WHAT TO PRODUCE: Your task is to transcribe the records exactly, skipping every image.

(Stored items)
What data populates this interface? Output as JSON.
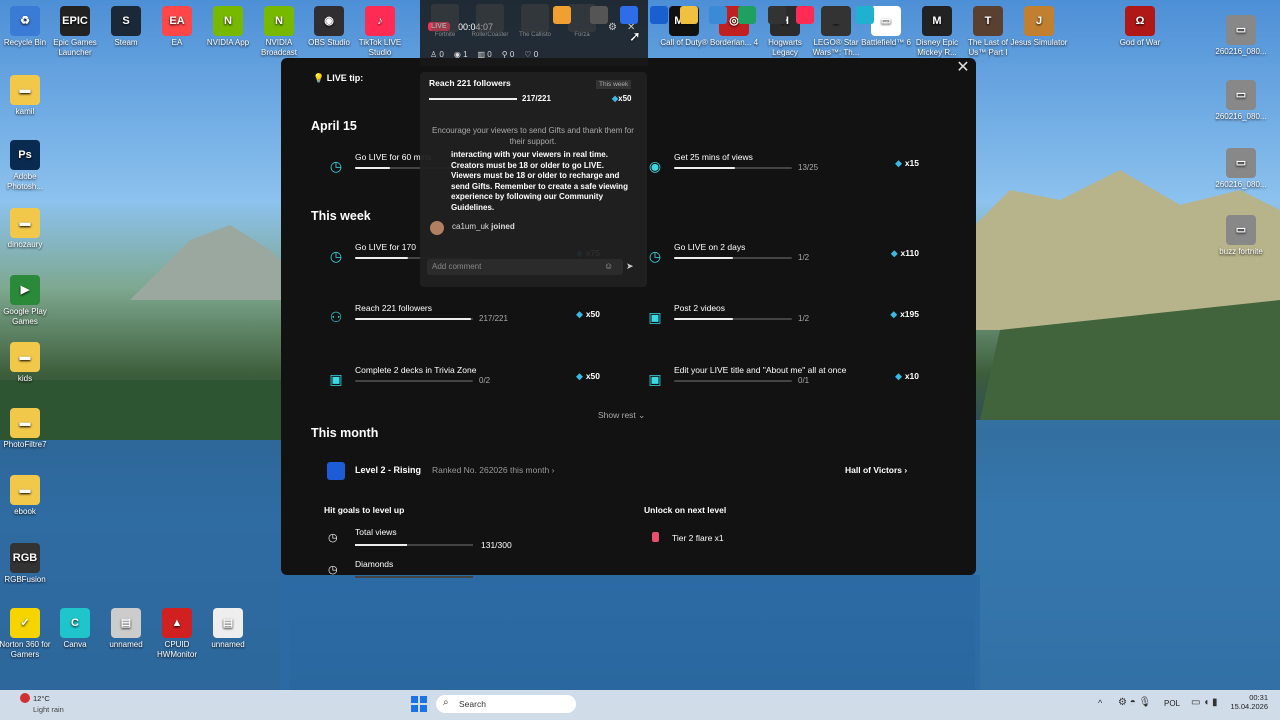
{
  "desktop": {
    "top_icons": [
      {
        "label": "Recycle Bin",
        "color": "#3a7bd5",
        "glyph": "♻"
      },
      {
        "label": "Epic Games Launcher",
        "color": "#222",
        "glyph": "EPIC"
      },
      {
        "label": "Steam",
        "color": "#1b2838",
        "glyph": "S"
      },
      {
        "label": "EA",
        "color": "#ff4747",
        "glyph": "EA"
      },
      {
        "label": "NVIDIA App",
        "color": "#76b900",
        "glyph": "N"
      },
      {
        "label": "NVIDIA Broadcast",
        "color": "#76b900",
        "glyph": "N"
      },
      {
        "label": "OBS Studio",
        "color": "#302e31",
        "glyph": "◉"
      },
      {
        "label": "TikTok LIVE Studio",
        "color": "#fe2c55",
        "glyph": "♪"
      },
      {
        "label": "Call of Duty®",
        "color": "#111",
        "glyph": "MW"
      },
      {
        "label": "Borderlan... 4",
        "color": "#c02020",
        "glyph": "◎"
      },
      {
        "label": "Hogwarts Legacy",
        "color": "#2b2b2b",
        "glyph": "H"
      },
      {
        "label": "LEGO® Star Wars™: Th...",
        "color": "#333",
        "glyph": "L"
      },
      {
        "label": "Battlefield™ 6",
        "color": "#fff",
        "glyph": "▭"
      },
      {
        "label": "Disney Epic Mickey R...",
        "color": "#222",
        "glyph": "M"
      },
      {
        "label": "The Last of Us™ Part I",
        "color": "#5a4030",
        "glyph": "T"
      },
      {
        "label": "Jesus Simulator",
        "color": "#c08030",
        "glyph": "J"
      },
      {
        "label": "God of War",
        "color": "#b01818",
        "glyph": "Ω"
      }
    ],
    "left_icons": [
      {
        "label": "kamil",
        "color": "#f2c84b",
        "glyph": "▬"
      },
      {
        "label": "Adobe Photosh...",
        "color": "#0a2a50",
        "glyph": "Ps"
      },
      {
        "label": "dinozaury",
        "color": "#f2c84b",
        "glyph": "▬"
      },
      {
        "label": "Google Play Games",
        "color": "#2a8a3a",
        "glyph": "▶"
      },
      {
        "label": "kids",
        "color": "#f2c84b",
        "glyph": "▬"
      },
      {
        "label": "PhotoFiltre7",
        "color": "#f2c84b",
        "glyph": "▬"
      },
      {
        "label": "ebook",
        "color": "#f2c84b",
        "glyph": "▬"
      },
      {
        "label": "RGBFusion",
        "color": "#333",
        "glyph": "RGB"
      }
    ],
    "bottom_icons": [
      {
        "label": "Norton 360 for Gamers",
        "color": "#f5d400",
        "glyph": "✓"
      },
      {
        "label": "Canva",
        "color": "#20c4cb",
        "glyph": "C"
      },
      {
        "label": "unnamed",
        "color": "#ccc",
        "glyph": "▤"
      },
      {
        "label": "CPUID HWMonitor",
        "color": "#d02020",
        "glyph": "▲"
      },
      {
        "label": "unnamed",
        "color": "#eee",
        "glyph": "▤"
      }
    ],
    "right_icons": [
      {
        "label": "260216_080...",
        "color": "#888",
        "glyph": "▭"
      },
      {
        "label": "260216_080...",
        "color": "#888",
        "glyph": "▭"
      },
      {
        "label": "260216_080...",
        "color": "#888",
        "glyph": "▭"
      },
      {
        "label": "buzz fortnite",
        "color": "#888",
        "glyph": "▭"
      }
    ]
  },
  "overlay": {
    "live_badge": "LIVE",
    "timer": "00:04:07",
    "stats": [
      "0",
      "1",
      "0",
      "0",
      "0"
    ],
    "game_tiles": [
      "Fortnite",
      "RollerCoaster",
      "The Callisto",
      "Forza"
    ],
    "goal_title": "Reach 221 followers",
    "goal_tag": "This week",
    "goal_progress": "217/221",
    "goal_reward": "x50",
    "tip": "Encourage your viewers to send Gifts and thank them for their support.",
    "message": "interacting with your viewers in real time. Creators must be 18 or older to go LIVE. Viewers must be 18 or older to recharge and send Gifts. Remember to create a safe viewing experience by following our Community Guidelines.",
    "joined_user": "ca1um_uk",
    "joined_text": "joined",
    "comment_placeholder": "Add comment"
  },
  "panel": {
    "live_tip": "LIVE tip:",
    "sections": {
      "day": "April 15",
      "week": "This week",
      "month": "This month"
    },
    "day_tasks": [
      {
        "name": "Go LIVE for 60 mins",
        "progress": "",
        "reward": "",
        "fill": 0.3
      },
      {
        "name": "Get 25 mins of views",
        "progress": "13/25",
        "reward": "x15",
        "fill": 0.52
      }
    ],
    "week_tasks": [
      {
        "name": "Go LIVE for 170",
        "progress": "",
        "reward": "x75",
        "fill": 0.45
      },
      {
        "name": "Go LIVE on 2 days",
        "progress": "1/2",
        "reward": "x110",
        "fill": 0.5
      },
      {
        "name": "Reach 221 followers",
        "progress": "217/221",
        "reward": "x50",
        "fill": 0.98
      },
      {
        "name": "Post 2 videos",
        "progress": "1/2",
        "reward": "x195",
        "fill": 0.5
      },
      {
        "name": "Complete 2 decks in Trivia Zone",
        "progress": "0/2",
        "reward": "x50",
        "fill": 0
      },
      {
        "name": "Edit your LIVE title and \"About me\" all at once",
        "progress": "0/1",
        "reward": "x10",
        "fill": 0
      }
    ],
    "show_rest": "Show rest",
    "level": {
      "name": "Level 2 - Rising",
      "rank": "Ranked No. 262026 this month",
      "hall": "Hall of Victors"
    },
    "hit_goals": "Hit goals to level up",
    "unlock": "Unlock on next level",
    "unlock_item": "Tier 2 flare x1",
    "goals": [
      {
        "name": "Total views",
        "progress": "131/300",
        "fill": 0.44
      },
      {
        "name": "Diamonds",
        "progress": "",
        "fill": 0
      }
    ]
  },
  "taskbar": {
    "weather_temp": "12°C",
    "weather_desc": "Light rain",
    "search": "Search",
    "lang": "POL",
    "time": "00:31",
    "date": "15.04.2026"
  }
}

ANSWER IN FULL:
What data populates this interface? Output as JSON.
{
  "desktop": {
    "top_icons": [
      {
        "label": "Recycle Bin",
        "color": "#3a7bd5",
        "glyph": "♻"
      },
      {
        "label": "Epic Games Launcher",
        "color": "#222",
        "glyph": "EPIC"
      },
      {
        "label": "Steam",
        "color": "#1b2838",
        "glyph": "S"
      },
      {
        "label": "EA",
        "color": "#ff4747",
        "glyph": "EA"
      },
      {
        "label": "NVIDIA App",
        "color": "#76b900",
        "glyph": "N"
      },
      {
        "label": "NVIDIA Broadcast",
        "color": "#76b900",
        "glyph": "N"
      },
      {
        "label": "OBS Studio",
        "color": "#302e31",
        "glyph": "◉"
      },
      {
        "label": "TikTok LIVE Studio",
        "color": "#fe2c55",
        "glyph": "♪"
      },
      {
        "label": "Call of Duty®",
        "color": "#111",
        "glyph": "MW"
      },
      {
        "label": "Borderlan... 4",
        "color": "#c02020",
        "glyph": "◎"
      },
      {
        "label": "Hogwarts Legacy",
        "color": "#2b2b2b",
        "glyph": "H"
      },
      {
        "label": "LEGO® Star Wars™: Th...",
        "color": "#333",
        "glyph": "L"
      },
      {
        "label": "Battlefield™ 6",
        "color": "#fff",
        "glyph": "▭"
      },
      {
        "label": "Disney Epic Mickey R...",
        "color": "#222",
        "glyph": "M"
      },
      {
        "label": "The Last of Us™ Part I",
        "color": "#5a4030",
        "glyph": "T"
      },
      {
        "label": "Jesus Simulator",
        "color": "#c08030",
        "glyph": "J"
      },
      {
        "label": "God of War",
        "color": "#b01818",
        "glyph": "Ω"
      }
    ],
    "left_icons": [
      {
        "label": "kamil",
        "color": "#f2c84b",
        "glyph": "▬"
      },
      {
        "label": "Adobe Photosh...",
        "color": "#0a2a50",
        "glyph": "Ps"
      },
      {
        "label": "dinozaury",
        "color": "#f2c84b",
        "glyph": "▬"
      },
      {
        "label": "Google Play Games",
        "color": "#2a8a3a",
        "glyph": "▶"
      },
      {
        "label": "kids",
        "color": "#f2c84b",
        "glyph": "▬"
      },
      {
        "label": "PhotoFiltre7",
        "color": "#f2c84b",
        "glyph": "▬"
      },
      {
        "label": "ebook",
        "color": "#f2c84b",
        "glyph": "▬"
      },
      {
        "label": "RGBFusion",
        "color": "#333",
        "glyph": "RGB"
      }
    ],
    "bottom_icons": [
      {
        "label": "Norton 360 for Gamers",
        "color": "#f5d400",
        "glyph": "✓"
      },
      {
        "label": "Canva",
        "color": "#20c4cb",
        "glyph": "C"
      },
      {
        "label": "unnamed",
        "color": "#ccc",
        "glyph": "▤"
      },
      {
        "label": "CPUID HWMonitor",
        "color": "#d02020",
        "glyph": "▲"
      },
      {
        "label": "unnamed",
        "color": "#eee",
        "glyph": "▤"
      }
    ],
    "right_icons": [
      {
        "label": "260216_080...",
        "color": "#888",
        "glyph": "▭"
      },
      {
        "label": "260216_080...",
        "color": "#888",
        "glyph": "▭"
      },
      {
        "label": "260216_080...",
        "color": "#888",
        "glyph": "▭"
      },
      {
        "label": "buzz fortnite",
        "color": "#888",
        "glyph": "▭"
      }
    ]
  },
  "overlay": {
    "live_badge": "LIVE",
    "timer": "00:04:07",
    "stats": [
      "0",
      "1",
      "0",
      "0",
      "0"
    ],
    "game_tiles": [
      "Fortnite",
      "RollerCoaster",
      "The Callisto",
      "Forza"
    ],
    "goal_title": "Reach 221 followers",
    "goal_tag": "This week",
    "goal_progress": "217/221",
    "goal_reward": "x50",
    "tip": "Encourage your viewers to send Gifts and thank them for their support.",
    "message": "interacting with your viewers in real time. Creators must be 18 or older to go LIVE. Viewers must be 18 or older to recharge and send Gifts. Remember to create a safe viewing experience by following our Community Guidelines.",
    "joined_user": "ca1um_uk",
    "joined_text": "joined",
    "comment_placeholder": "Add comment"
  },
  "panel": {
    "live_tip": "LIVE tip:",
    "sections": {
      "day": "April 15",
      "week": "This week",
      "month": "This month"
    },
    "day_tasks": [
      {
        "name": "Go LIVE for 60 mins",
        "progress": "",
        "reward": "",
        "fill": 0.3
      },
      {
        "name": "Get 25 mins of views",
        "progress": "13/25",
        "reward": "x15",
        "fill": 0.52
      }
    ],
    "week_tasks": [
      {
        "name": "Go LIVE for 170",
        "progress": "",
        "reward": "x75",
        "fill": 0.45
      },
      {
        "name": "Go LIVE on 2 days",
        "progress": "1/2",
        "reward": "x110",
        "fill": 0.5
      },
      {
        "name": "Reach 221 followers",
        "progress": "217/221",
        "reward": "x50",
        "fill": 0.98
      },
      {
        "name": "Post 2 videos",
        "progress": "1/2",
        "reward": "x195",
        "fill": 0.5
      },
      {
        "name": "Complete 2 decks in Trivia Zone",
        "progress": "0/2",
        "reward": "x50",
        "fill": 0
      },
      {
        "name": "Edit your LIVE title and \"About me\" all at once",
        "progress": "0/1",
        "reward": "x10",
        "fill": 0
      }
    ],
    "show_rest": "Show rest",
    "level": {
      "name": "Level 2 - Rising",
      "rank": "Ranked No. 262026 this month",
      "hall": "Hall of Victors"
    },
    "hit_goals": "Hit goals to level up",
    "unlock": "Unlock on next level",
    "unlock_item": "Tier 2 flare x1",
    "goals": [
      {
        "name": "Total views",
        "progress": "131/300",
        "fill": 0.44
      },
      {
        "name": "Diamonds",
        "progress": "",
        "fill": 0
      }
    ]
  },
  "taskbar": {
    "weather_temp": "12°C",
    "weather_desc": "Light rain",
    "search": "Search",
    "lang": "POL",
    "time": "00:31",
    "date": "15.04.2026"
  }
}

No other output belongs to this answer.